[Saved data entries]
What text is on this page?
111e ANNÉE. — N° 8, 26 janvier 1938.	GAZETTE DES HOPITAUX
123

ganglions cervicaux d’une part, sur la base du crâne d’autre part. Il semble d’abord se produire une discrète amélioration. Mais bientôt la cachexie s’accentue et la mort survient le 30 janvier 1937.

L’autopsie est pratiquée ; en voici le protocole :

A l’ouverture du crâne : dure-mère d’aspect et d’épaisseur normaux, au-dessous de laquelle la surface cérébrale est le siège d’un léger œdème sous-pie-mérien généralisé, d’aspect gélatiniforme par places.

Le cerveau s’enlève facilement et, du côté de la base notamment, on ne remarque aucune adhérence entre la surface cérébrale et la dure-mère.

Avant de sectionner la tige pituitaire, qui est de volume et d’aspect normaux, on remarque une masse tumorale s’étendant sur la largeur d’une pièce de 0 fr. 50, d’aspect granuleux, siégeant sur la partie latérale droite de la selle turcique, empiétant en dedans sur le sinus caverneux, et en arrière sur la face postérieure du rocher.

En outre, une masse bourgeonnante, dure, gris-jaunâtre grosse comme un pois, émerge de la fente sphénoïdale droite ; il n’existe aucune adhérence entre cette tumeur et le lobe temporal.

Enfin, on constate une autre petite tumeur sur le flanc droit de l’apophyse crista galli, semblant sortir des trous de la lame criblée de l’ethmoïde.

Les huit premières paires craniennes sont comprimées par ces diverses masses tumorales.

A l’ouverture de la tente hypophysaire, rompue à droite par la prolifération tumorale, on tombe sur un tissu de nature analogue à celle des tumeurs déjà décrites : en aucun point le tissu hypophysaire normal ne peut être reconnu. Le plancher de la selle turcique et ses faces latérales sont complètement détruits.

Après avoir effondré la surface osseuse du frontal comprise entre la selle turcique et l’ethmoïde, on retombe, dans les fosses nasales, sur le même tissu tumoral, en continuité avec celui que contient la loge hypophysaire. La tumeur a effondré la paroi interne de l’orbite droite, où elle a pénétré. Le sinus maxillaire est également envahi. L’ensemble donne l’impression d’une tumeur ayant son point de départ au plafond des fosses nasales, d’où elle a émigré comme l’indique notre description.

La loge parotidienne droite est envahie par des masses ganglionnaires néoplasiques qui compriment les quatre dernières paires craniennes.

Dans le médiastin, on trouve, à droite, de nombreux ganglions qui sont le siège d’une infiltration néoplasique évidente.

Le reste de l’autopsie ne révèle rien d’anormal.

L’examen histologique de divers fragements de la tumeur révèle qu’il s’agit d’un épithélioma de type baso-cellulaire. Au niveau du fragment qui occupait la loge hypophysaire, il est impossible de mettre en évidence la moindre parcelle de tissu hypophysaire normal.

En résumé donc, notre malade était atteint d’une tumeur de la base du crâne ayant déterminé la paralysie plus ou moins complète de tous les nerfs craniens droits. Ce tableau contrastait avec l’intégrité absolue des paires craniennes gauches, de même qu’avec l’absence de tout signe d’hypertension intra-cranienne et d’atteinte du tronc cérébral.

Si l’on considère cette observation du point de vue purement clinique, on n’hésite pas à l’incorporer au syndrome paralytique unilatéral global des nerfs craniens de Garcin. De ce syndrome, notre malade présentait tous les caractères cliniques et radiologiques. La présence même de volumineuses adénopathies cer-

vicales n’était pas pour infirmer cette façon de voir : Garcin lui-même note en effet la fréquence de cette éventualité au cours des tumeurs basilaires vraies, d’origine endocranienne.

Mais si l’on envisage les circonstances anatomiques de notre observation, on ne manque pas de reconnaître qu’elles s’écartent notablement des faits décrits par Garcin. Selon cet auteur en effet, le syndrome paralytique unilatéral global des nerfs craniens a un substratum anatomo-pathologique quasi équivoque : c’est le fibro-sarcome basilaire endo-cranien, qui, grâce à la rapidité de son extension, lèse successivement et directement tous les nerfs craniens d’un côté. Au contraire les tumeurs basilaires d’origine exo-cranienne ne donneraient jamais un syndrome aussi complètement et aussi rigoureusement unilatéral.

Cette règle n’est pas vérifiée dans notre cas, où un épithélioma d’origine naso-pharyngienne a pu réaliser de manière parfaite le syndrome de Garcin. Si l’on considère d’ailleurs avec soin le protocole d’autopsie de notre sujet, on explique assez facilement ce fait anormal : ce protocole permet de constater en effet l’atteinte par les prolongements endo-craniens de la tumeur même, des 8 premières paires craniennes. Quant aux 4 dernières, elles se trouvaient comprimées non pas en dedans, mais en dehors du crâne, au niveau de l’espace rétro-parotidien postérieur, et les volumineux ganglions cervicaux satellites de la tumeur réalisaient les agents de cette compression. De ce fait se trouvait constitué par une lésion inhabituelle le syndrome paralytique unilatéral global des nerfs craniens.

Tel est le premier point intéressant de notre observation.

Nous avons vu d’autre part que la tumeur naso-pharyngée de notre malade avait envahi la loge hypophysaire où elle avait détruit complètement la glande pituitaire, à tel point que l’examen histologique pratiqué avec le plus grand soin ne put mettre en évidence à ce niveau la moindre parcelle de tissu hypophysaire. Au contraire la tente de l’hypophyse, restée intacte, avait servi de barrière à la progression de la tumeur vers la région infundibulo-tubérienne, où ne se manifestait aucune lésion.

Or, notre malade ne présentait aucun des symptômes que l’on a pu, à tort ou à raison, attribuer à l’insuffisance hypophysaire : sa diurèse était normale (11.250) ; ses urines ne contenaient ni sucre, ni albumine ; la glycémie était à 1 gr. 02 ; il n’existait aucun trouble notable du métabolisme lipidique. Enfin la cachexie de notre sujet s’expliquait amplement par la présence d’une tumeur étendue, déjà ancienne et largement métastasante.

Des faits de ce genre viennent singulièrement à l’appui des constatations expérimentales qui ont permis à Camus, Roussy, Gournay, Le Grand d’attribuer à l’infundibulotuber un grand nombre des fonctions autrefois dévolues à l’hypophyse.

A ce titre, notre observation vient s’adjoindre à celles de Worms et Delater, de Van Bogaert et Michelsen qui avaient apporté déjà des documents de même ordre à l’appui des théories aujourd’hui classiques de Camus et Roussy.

# [TASK STATEMENT]
Look through the records for the word "soin". Every line that has it should be copied.

# [RESULT OF THE TASK]
Cette règle n’est pas vérifiée dans notre cas, où un épithélioma d’origine naso-pharyngienne a pu réaliser de manière parfaite le syndrome de Garcin. Si l’on considère d’ailleurs avec soin le protocole d’autopsie de notre sujet, on explique assez facilement ce fait anormal : ce protocole permet de constater en effet l’atteinte par les prolongements endo-craniens de la tumeur même, des 8 premières paires craniennes. Quant aux 4 dernières, elles se trouvaient comprimées non pas en dedans, mais en dehors du crâne, au niveau de l’espace rétro-parotidien postérieur, et les volumineux ganglions cervicaux satellites de la tumeur réalisaient les agents de cette compression. De ce fait se trouvait constitué par une lésion inhabituelle le syndrome paralytique unilatéral global des nerfs craniens.
Nous avons vu d’autre part que la tumeur naso-pharyngée de notre malade avait envahi la loge hypophysaire où elle avait détruit complètement la glande pituitaire, à tel point que l’examen histologique pratiqué avec le plus grand soin ne put mettre en évidence à ce niveau la moindre parcelle de tissu hypophysaire. Au contraire la tente de l’hypophyse, restée intacte, avait servi de barrière à la progression de la tumeur vers la région infundibulo-tubérienne, où ne se manifestait aucune lésion.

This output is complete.